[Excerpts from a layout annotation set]
==============================
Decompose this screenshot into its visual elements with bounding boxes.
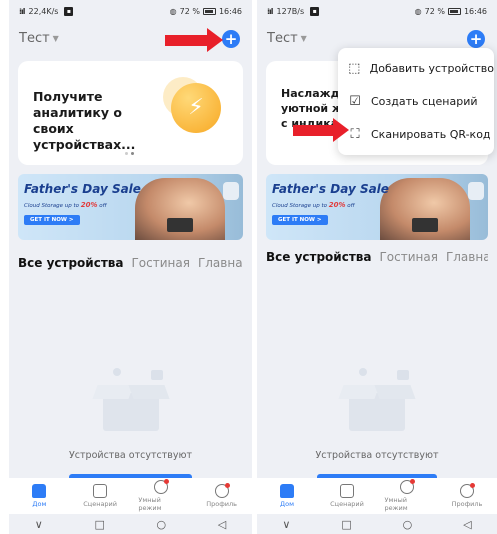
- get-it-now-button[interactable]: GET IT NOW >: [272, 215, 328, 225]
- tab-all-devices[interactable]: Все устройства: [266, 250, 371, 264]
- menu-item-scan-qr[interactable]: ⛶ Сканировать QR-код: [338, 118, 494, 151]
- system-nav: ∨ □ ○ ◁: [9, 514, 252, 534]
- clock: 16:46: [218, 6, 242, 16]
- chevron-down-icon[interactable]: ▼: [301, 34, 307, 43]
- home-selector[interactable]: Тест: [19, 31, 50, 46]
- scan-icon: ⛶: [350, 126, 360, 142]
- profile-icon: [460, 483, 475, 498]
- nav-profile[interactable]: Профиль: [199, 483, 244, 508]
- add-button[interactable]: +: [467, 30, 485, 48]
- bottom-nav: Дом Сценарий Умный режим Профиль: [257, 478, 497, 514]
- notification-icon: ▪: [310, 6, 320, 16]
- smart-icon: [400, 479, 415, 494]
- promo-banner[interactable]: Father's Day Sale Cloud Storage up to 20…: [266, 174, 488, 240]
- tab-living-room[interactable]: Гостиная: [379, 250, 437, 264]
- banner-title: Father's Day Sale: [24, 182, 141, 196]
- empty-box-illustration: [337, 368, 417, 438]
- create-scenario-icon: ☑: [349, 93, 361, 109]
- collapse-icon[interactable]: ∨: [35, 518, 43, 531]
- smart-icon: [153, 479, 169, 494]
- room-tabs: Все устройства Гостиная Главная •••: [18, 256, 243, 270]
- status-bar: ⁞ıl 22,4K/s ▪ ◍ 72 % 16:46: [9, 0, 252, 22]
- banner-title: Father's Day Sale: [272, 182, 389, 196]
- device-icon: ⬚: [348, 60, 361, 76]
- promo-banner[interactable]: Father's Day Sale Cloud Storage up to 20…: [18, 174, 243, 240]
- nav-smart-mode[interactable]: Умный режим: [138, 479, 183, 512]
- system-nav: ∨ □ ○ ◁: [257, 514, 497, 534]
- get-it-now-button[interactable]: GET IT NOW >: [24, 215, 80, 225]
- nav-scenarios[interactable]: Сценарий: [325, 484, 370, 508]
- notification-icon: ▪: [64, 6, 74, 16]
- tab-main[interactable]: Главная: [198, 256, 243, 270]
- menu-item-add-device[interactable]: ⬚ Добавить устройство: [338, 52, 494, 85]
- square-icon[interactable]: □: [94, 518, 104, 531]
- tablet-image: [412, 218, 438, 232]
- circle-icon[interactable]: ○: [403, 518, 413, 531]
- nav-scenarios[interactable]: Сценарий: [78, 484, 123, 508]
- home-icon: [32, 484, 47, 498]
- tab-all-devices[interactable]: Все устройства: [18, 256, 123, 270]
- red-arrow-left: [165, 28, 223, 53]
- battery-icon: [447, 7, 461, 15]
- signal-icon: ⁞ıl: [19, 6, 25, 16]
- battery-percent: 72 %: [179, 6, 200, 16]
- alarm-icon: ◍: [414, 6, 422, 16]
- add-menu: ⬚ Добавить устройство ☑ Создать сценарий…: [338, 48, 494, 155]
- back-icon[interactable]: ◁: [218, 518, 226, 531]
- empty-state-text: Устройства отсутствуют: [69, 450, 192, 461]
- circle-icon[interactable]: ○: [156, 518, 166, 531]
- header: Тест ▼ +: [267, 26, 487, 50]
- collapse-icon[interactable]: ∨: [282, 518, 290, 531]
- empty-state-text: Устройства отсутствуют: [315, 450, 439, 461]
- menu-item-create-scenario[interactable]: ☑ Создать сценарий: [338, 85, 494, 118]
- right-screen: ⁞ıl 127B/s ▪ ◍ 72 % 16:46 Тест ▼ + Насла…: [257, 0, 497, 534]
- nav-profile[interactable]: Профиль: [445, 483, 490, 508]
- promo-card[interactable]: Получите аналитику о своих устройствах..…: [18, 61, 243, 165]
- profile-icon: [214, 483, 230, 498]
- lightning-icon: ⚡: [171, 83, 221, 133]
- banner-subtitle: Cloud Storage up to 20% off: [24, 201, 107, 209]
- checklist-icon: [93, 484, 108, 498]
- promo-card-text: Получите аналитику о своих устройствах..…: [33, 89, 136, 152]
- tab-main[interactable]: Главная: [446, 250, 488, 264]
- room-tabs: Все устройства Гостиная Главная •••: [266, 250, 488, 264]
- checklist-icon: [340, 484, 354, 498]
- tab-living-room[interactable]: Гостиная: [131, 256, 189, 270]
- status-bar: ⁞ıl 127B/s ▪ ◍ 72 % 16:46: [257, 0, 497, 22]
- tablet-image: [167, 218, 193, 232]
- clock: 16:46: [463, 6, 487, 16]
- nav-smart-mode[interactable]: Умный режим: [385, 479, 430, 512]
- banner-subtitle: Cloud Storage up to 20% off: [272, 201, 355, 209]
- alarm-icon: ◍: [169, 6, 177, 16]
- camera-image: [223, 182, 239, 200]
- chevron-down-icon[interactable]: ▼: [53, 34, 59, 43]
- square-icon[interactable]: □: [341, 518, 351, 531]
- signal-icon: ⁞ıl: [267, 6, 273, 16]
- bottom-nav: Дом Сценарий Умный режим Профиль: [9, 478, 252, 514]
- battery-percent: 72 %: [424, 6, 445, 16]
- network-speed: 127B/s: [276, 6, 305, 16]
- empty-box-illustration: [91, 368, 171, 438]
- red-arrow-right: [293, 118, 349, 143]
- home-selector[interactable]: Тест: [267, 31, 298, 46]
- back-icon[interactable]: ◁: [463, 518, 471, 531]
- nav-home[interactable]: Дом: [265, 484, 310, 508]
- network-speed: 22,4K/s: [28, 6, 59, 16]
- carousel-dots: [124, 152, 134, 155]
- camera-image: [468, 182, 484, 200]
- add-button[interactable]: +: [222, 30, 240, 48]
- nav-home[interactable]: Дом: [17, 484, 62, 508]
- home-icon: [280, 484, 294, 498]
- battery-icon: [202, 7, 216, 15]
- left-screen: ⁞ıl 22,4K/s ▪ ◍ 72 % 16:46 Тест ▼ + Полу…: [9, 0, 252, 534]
==============================
■ Directive: Find every line in the records above that contains the word "Storage", and copy each of those lines in full.

■ Written solution:
- promo-banner[interactable]: Father's Day Sale Cloud Storage up to 20…: [266, 174, 488, 240]
- promo-banner[interactable]: Father's Day Sale Cloud Storage up to 20…: [18, 174, 243, 240]
- banner-subtitle: Cloud Storage up to 20% off: [24, 201, 107, 209]
- banner-subtitle: Cloud Storage up to 20% off: [272, 201, 355, 209]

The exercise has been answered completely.